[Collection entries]
# # # # # # #
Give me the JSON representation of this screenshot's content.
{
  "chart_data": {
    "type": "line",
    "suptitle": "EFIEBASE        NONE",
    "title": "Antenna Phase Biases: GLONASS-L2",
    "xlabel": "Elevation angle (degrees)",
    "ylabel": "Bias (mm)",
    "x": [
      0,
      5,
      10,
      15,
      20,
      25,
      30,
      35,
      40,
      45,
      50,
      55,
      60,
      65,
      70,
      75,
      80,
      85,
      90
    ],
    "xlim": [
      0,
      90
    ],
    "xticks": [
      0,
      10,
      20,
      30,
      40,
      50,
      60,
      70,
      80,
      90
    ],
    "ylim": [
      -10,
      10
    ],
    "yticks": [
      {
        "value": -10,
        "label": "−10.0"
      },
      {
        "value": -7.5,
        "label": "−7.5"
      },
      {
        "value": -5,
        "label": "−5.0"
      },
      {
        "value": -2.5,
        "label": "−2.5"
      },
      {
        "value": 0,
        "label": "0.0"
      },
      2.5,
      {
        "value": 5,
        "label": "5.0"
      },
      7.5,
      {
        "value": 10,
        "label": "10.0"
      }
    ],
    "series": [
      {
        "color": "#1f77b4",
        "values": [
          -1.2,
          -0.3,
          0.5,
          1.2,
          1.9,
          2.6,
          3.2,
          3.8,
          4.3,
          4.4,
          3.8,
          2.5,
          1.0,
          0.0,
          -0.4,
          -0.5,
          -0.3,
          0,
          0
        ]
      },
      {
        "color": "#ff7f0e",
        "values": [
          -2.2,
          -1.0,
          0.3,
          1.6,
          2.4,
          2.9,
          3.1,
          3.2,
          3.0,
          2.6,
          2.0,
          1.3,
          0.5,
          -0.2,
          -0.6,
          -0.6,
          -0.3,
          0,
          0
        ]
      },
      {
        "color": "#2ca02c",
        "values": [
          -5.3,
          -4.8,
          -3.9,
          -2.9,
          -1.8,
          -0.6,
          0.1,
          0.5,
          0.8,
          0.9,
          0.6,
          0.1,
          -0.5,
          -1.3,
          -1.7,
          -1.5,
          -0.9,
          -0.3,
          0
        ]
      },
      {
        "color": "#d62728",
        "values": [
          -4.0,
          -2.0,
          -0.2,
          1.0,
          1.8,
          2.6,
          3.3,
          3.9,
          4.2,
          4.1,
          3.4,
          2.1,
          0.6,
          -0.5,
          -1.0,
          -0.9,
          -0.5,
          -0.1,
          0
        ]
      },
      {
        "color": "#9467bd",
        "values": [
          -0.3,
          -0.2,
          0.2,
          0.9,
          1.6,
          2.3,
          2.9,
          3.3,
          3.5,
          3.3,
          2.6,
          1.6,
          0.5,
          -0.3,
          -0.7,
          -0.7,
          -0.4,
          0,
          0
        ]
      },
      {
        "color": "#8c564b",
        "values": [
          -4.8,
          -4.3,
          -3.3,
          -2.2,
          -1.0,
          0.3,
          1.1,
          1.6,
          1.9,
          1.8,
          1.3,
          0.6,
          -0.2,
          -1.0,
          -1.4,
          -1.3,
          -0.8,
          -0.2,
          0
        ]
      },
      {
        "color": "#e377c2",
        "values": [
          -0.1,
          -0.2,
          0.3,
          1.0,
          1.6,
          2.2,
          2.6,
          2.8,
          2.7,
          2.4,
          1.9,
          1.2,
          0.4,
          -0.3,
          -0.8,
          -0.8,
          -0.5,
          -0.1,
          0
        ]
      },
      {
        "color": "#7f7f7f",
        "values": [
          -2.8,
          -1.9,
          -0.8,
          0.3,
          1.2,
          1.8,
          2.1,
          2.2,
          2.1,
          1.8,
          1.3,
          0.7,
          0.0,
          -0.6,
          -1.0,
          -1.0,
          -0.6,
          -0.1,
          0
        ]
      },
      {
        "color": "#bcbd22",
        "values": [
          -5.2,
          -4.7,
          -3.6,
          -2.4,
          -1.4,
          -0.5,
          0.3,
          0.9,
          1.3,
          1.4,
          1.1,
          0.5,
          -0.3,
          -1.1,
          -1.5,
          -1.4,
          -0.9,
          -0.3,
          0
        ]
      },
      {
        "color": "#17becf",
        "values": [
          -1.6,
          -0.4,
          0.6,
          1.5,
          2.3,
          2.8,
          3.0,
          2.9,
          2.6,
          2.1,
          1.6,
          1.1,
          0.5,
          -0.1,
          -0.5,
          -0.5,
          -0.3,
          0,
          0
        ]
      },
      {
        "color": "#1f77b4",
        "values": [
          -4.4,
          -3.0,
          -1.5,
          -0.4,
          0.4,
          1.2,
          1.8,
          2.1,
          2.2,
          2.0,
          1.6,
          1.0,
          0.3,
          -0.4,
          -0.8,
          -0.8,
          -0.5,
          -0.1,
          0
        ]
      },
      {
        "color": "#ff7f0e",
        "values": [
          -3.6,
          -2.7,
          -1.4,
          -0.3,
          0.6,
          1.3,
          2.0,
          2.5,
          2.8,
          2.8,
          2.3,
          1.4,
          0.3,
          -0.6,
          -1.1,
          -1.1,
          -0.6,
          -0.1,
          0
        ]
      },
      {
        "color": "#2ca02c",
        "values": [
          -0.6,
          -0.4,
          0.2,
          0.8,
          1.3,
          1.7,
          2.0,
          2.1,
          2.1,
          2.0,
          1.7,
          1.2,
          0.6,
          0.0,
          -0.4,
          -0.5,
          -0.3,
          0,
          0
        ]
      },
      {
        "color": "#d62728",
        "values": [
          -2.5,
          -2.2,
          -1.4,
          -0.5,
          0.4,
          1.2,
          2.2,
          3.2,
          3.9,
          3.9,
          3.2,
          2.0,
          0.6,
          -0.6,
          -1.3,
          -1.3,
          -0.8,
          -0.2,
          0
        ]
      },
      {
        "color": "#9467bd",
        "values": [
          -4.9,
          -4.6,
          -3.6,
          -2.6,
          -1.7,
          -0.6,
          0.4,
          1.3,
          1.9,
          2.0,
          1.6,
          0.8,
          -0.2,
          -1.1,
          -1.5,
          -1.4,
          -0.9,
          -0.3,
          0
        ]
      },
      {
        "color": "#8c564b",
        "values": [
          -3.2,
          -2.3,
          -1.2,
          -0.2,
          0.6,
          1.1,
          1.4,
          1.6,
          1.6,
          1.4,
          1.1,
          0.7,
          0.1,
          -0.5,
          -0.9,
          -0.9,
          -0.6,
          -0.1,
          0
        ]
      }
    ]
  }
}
# # # # # # #
### What is asked
From the records above, extract every entry verbatim.

### Full solution
Give me the JSON representation of this screenshot's content.
{
  "chart_data": {
    "type": "line",
    "suptitle": "EFIEBASE        NONE",
    "title": "Antenna Phase Biases: GLONASS-L2",
    "xlabel": "Elevation angle (degrees)",
    "ylabel": "Bias (mm)",
    "x": [
      0,
      5,
      10,
      15,
      20,
      25,
      30,
      35,
      40,
      45,
      50,
      55,
      60,
      65,
      70,
      75,
      80,
      85,
      90
    ],
    "xlim": [
      0,
      90
    ],
    "xticks": [
      0,
      10,
      20,
      30,
      40,
      50,
      60,
      70,
      80,
      90
    ],
    "ylim": [
      -10,
      10
    ],
    "yticks": [
      {
        "value": -10,
        "label": "−10.0"
      },
      {
        "value": -7.5,
        "label": "−7.5"
      },
      {
        "value": -5,
        "label": "−5.0"
      },
      {
        "value": -2.5,
        "label": "−2.5"
      },
      {
        "value": 0,
        "label": "0.0"
      },
      2.5,
      {
        "value": 5,
        "label": "5.0"
      },
      7.5,
      {
        "value": 10,
        "label": "10.0"
      }
    ],
    "series": [
      {
        "color": "#1f77b4",
        "values": [
          -1.2,
          -0.3,
          0.5,
          1.2,
          1.9,
          2.6,
          3.2,
          3.8,
          4.3,
          4.4,
          3.8,
          2.5,
          1.0,
          0.0,
          -0.4,
          -0.5,
          -0.3,
          0,
          0
        ]
      },
      {
        "color": "#ff7f0e",
        "values": [
          -2.2,
          -1.0,
          0.3,
          1.6,
          2.4,
          2.9,
          3.1,
          3.2,
          3.0,
          2.6,
          2.0,
          1.3,
          0.5,
          -0.2,
          -0.6,
          -0.6,
          -0.3,
          0,
          0
        ]
      },
      {
        "color": "#2ca02c",
        "values": [
          -5.3,
          -4.8,
          -3.9,
          -2.9,
          -1.8,
          -0.6,
          0.1,
          0.5,
          0.8,
          0.9,
          0.6,
          0.1,
          -0.5,
          -1.3,
          -1.7,
          -1.5,
          -0.9,
          -0.3,
          0
        ]
      },
      {
        "color": "#d62728",
        "values": [
          -4.0,
          -2.0,
          -0.2,
          1.0,
          1.8,
          2.6,
          3.3,
          3.9,
          4.2,
          4.1,
          3.4,
          2.1,
          0.6,
          -0.5,
          -1.0,
          -0.9,
          -0.5,
          -0.1,
          0
        ]
      },
      {
        "color": "#9467bd",
        "values": [
          -0.3,
          -0.2,
          0.2,
          0.9,
          1.6,
          2.3,
          2.9,
          3.3,
          3.5,
          3.3,
          2.6,
          1.6,
          0.5,
          -0.3,
          -0.7,
          -0.7,
          -0.4,
          0,
          0
        ]
      },
      {
        "color": "#8c564b",
        "values": [
          -4.8,
          -4.3,
          -3.3,
          -2.2,
          -1.0,
          0.3,
          1.1,
          1.6,
          1.9,
          1.8,
          1.3,
          0.6,
          -0.2,
          -1.0,
          -1.4,
          -1.3,
          -0.8,
          -0.2,
          0
        ]
      },
      {
        "color": "#e377c2",
        "values": [
          -0.1,
          -0.2,
          0.3,
          1.0,
          1.6,
          2.2,
          2.6,
          2.8,
          2.7,
          2.4,
          1.9,
          1.2,
          0.4,
          -0.3,
          -0.8,
          -0.8,
          -0.5,
          -0.1,
          0
        ]
      },
      {
        "color": "#7f7f7f",
        "values": [
          -2.8,
          -1.9,
          -0.8,
          0.3,
          1.2,
          1.8,
          2.1,
          2.2,
          2.1,
          1.8,
          1.3,
          0.7,
          0.0,
          -0.6,
          -1.0,
          -1.0,
          -0.6,
          -0.1,
          0
        ]
      },
      {
        "color": "#bcbd22",
        "values": [
          -5.2,
          -4.7,
          -3.6,
          -2.4,
          -1.4,
          -0.5,
          0.3,
          0.9,
          1.3,
          1.4,
          1.1,
          0.5,
          -0.3,
          -1.1,
          -1.5,
          -1.4,
          -0.9,
          -0.3,
          0
        ]
      },
      {
        "color": "#17becf",
        "values": [
          -1.6,
          -0.4,
          0.6,
          1.5,
          2.3,
          2.8,
          3.0,
          2.9,
          2.6,
          2.1,
          1.6,
          1.1,
          0.5,
          -0.1,
          -0.5,
          -0.5,
          -0.3,
          0,
          0
        ]
      },
      {
        "color": "#1f77b4",
        "values": [
          -4.4,
          -3.0,
          -1.5,
          -0.4,
          0.4,
          1.2,
          1.8,
          2.1,
          2.2,
          2.0,
          1.6,
          1.0,
          0.3,
          -0.4,
          -0.8,
          -0.8,
          -0.5,
          -0.1,
          0
        ]
      },
      {
        "color": "#ff7f0e",
        "values": [
          -3.6,
          -2.7,
          -1.4,
          -0.3,
          0.6,
          1.3,
          2.0,
          2.5,
          2.8,
          2.8,
          2.3,
          1.4,
          0.3,
          -0.6,
          -1.1,
          -1.1,
          -0.6,
          -0.1,
          0
        ]
      },
      {
        "color": "#2ca02c",
        "values": [
          -0.6,
          -0.4,
          0.2,
          0.8,
          1.3,
          1.7,
          2.0,
          2.1,
          2.1,
          2.0,
          1.7,
          1.2,
          0.6,
          0.0,
          -0.4,
          -0.5,
          -0.3,
          0,
          0
        ]
      },
      {
        "color": "#d62728",
        "values": [
          -2.5,
          -2.2,
          -1.4,
          -0.5,
          0.4,
          1.2,
          2.2,
          3.2,
          3.9,
          3.9,
          3.2,
          2.0,
          0.6,
          -0.6,
          -1.3,
          -1.3,
          -0.8,
          -0.2,
          0
        ]
      },
      {
        "color": "#9467bd",
        "values": [
          -4.9,
          -4.6,
          -3.6,
          -2.6,
          -1.7,
          -0.6,
          0.4,
          1.3,
          1.9,
          2.0,
          1.6,
          0.8,
          -0.2,
          -1.1,
          -1.5,
          -1.4,
          -0.9,
          -0.3,
          0
        ]
      },
      {
        "color": "#8c564b",
        "values": [
          -3.2,
          -2.3,
          -1.2,
          -0.2,
          0.6,
          1.1,
          1.4,
          1.6,
          1.6,
          1.4,
          1.1,
          0.7,
          0.1,
          -0.5,
          -0.9,
          -0.9,
          -0.6,
          -0.1,
          0
        ]
      }
    ]
  }
}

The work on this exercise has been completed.